AIM => All entries should be output exactly as they stand.

Figure contents as structured data:
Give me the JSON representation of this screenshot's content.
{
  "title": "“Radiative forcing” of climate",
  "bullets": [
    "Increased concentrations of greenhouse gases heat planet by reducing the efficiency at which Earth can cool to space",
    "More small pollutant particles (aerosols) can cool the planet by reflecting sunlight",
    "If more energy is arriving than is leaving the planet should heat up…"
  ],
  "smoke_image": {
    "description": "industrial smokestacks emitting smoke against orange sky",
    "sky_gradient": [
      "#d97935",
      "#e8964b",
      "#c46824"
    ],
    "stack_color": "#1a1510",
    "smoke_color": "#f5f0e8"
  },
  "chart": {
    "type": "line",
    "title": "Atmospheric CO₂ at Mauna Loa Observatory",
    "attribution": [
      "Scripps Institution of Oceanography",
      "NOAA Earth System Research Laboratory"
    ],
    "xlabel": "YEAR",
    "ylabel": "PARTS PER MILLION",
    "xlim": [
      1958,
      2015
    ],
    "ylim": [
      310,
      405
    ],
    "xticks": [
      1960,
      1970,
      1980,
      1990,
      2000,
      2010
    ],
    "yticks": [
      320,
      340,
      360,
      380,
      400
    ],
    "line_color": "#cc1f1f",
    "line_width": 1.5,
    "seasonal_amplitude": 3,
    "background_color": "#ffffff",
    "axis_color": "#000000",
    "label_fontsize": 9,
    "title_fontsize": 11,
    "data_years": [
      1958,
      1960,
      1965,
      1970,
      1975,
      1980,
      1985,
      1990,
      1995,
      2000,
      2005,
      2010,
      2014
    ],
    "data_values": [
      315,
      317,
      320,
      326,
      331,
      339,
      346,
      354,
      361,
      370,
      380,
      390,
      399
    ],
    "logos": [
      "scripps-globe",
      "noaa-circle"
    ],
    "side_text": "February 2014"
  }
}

RESPONSE TO THIS TASK =>
Give me the JSON representation of this screenshot's content.
{
  "title": "“Radiative forcing” of climate",
  "bullets": [
    "Increased concentrations of greenhouse gases heat planet by reducing the efficiency at which Earth can cool to space",
    "More small pollutant particles (aerosols) can cool the planet by reflecting sunlight",
    "If more energy is arriving than is leaving the planet should heat up…"
  ],
  "smoke_image": {
    "description": "industrial smokestacks emitting smoke against orange sky",
    "sky_gradient": [
      "#d97935",
      "#e8964b",
      "#c46824"
    ],
    "stack_color": "#1a1510",
    "smoke_color": "#f5f0e8"
  },
  "chart": {
    "type": "line",
    "title": "Atmospheric CO₂ at Mauna Loa Observatory",
    "attribution": [
      "Scripps Institution of Oceanography",
      "NOAA Earth System Research Laboratory"
    ],
    "xlabel": "YEAR",
    "ylabel": "PARTS PER MILLION",
    "xlim": [
      1958,
      2015
    ],
    "ylim": [
      310,
      405
    ],
    "xticks": [
      1960,
      1970,
      1980,
      1990,
      2000,
      2010
    ],
    "yticks": [
      320,
      340,
      360,
      380,
      400
    ],
    "line_color": "#cc1f1f",
    "line_width": 1.5,
    "seasonal_amplitude": 3,
    "background_color": "#ffffff",
    "axis_color": "#000000",
    "label_fontsize": 9,
    "title_fontsize": 11,
    "data_years": [
      1958,
      1960,
      1965,
      1970,
      1975,
      1980,
      1985,
      1990,
      1995,
      2000,
      2005,
      2010,
      2014
    ],
    "data_values": [
      315,
      317,
      320,
      326,
      331,
      339,
      346,
      354,
      361,
      370,
      380,
      390,
      399
    ],
    "logos": [
      "scripps-globe",
      "noaa-circle"
    ],
    "side_text": "February 2014"
  }
}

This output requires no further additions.